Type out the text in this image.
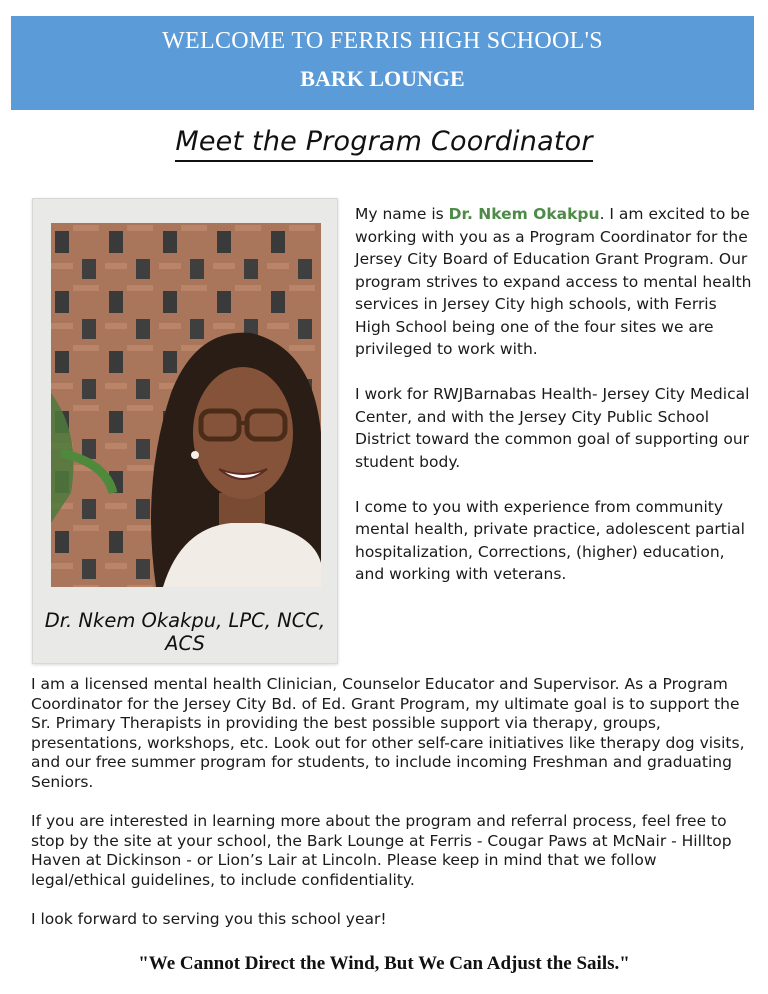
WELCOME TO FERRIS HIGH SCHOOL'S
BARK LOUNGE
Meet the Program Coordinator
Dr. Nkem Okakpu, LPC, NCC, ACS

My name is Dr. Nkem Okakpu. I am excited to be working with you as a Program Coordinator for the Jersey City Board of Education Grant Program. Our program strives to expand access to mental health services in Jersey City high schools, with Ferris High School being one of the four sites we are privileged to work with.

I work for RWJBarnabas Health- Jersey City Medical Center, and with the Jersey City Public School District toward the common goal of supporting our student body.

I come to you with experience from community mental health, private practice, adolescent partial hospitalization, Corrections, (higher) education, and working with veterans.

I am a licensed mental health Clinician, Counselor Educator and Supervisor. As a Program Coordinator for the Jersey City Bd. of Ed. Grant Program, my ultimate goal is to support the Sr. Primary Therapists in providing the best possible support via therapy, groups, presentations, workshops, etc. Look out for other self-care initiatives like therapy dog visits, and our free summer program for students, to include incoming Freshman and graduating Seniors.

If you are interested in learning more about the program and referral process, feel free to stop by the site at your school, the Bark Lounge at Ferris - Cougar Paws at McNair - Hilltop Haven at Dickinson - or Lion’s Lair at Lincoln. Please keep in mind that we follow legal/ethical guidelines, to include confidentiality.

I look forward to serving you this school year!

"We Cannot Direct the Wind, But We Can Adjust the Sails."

········

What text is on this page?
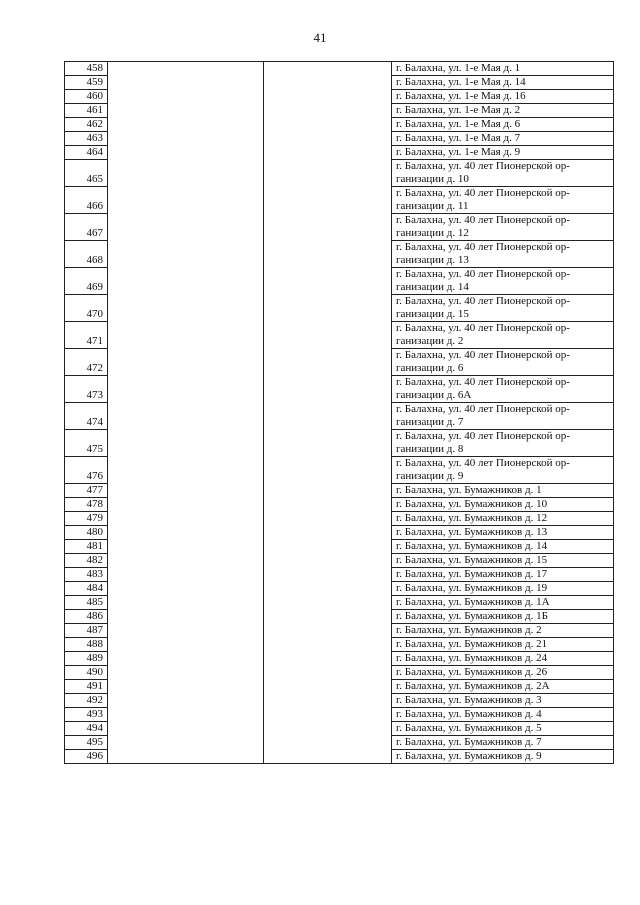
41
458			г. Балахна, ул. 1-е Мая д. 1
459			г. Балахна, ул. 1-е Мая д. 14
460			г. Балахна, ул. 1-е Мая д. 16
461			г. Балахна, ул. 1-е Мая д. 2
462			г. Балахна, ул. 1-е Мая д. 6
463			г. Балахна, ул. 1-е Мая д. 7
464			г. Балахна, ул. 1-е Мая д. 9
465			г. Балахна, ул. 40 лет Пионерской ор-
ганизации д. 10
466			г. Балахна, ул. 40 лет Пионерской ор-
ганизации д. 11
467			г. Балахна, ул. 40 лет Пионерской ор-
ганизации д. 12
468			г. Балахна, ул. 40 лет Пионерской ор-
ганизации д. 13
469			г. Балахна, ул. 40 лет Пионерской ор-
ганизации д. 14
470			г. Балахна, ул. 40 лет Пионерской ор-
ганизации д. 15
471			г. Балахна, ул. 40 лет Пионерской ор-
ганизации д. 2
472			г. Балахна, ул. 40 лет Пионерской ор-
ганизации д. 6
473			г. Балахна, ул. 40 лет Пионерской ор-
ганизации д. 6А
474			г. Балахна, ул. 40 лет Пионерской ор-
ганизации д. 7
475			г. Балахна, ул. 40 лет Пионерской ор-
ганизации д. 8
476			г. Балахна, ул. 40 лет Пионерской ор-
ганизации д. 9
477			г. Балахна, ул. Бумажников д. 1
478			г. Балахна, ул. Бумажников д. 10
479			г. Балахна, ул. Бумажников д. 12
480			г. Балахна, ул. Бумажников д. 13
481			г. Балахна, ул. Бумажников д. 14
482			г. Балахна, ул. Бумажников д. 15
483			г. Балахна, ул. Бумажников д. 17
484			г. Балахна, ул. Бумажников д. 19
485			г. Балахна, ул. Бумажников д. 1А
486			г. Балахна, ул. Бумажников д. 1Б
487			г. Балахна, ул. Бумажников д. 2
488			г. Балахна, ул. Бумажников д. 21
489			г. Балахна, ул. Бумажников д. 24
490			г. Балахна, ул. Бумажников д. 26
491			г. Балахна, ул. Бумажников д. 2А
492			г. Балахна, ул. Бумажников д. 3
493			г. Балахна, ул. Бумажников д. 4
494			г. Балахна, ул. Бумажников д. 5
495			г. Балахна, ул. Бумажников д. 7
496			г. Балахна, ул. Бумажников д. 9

········

Short task
Identify the lines that contain the string "with", and copy every one of them.

Task response
My name is Dr. Nkem Okakpu. I am excited to be working with you as a Program Coordinator for the Jersey City Board of Education Grant Program. Our program strives to expand access to mental health services in Jersey City high schools, with Ferris High School being one of the four sites we are privileged to work with.
I work for RWJBarnabas Health- Jersey City Medical Center, and with the Jersey City Public School District toward the common goal of supporting our student body.
I come to you with experience from community mental health, private practice, adolescent partial hospitalization, Corrections, (higher) education, and working with veterans.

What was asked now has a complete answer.